Search the records for the word "JSON" and pick out every line that has it.

>> START Dataset extract

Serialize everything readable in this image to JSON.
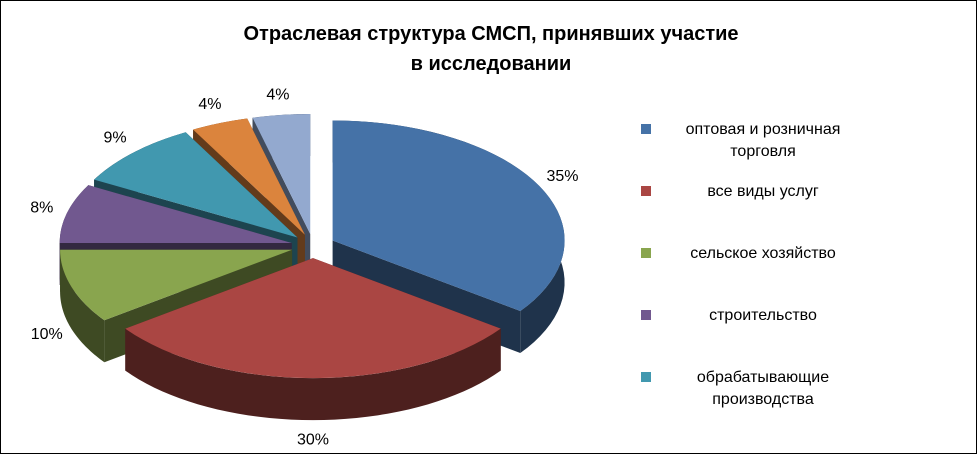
{
  "chart_data": {
    "type": "pie3d",
    "title": "Отраслевая структура СМСП, принявших участие\nв исследовании",
    "categories": [
      "оптовая и розничная торговля",
      "все виды услуг",
      "сельское хозяйство",
      "строительство",
      "обрабатывающие производства",
      null,
      null
    ],
    "values": [
      35,
      30,
      10,
      8,
      9,
      4,
      4
    ],
    "value_labels": [
      "35%",
      "30%",
      "10%",
      "8%",
      "9%",
      "4%",
      "4%"
    ],
    "colors": [
      "#4572a7",
      "#aa4643",
      "#89a54e",
      "#71588f",
      "#4198af",
      "#db843d",
      "#93a9cf"
    ],
    "legend": "right"
  }
}
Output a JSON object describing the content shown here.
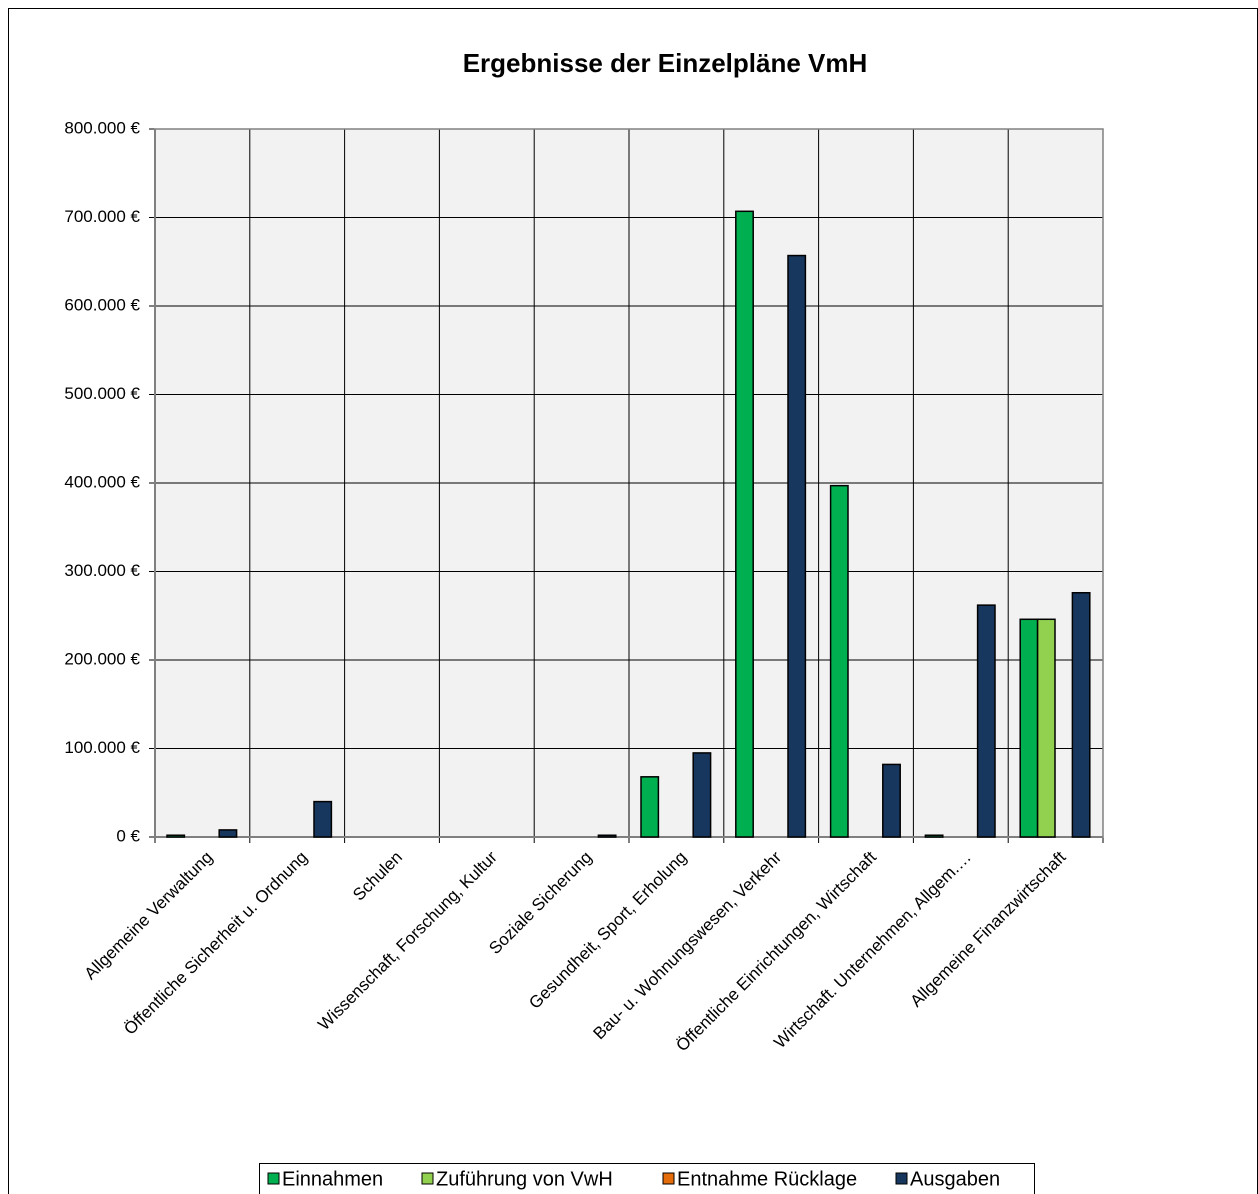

>> END Dataset extract

__Answer to this exercise__
Serialize everything readable in this image to JSON.
Output a JSON object describing the content shown here.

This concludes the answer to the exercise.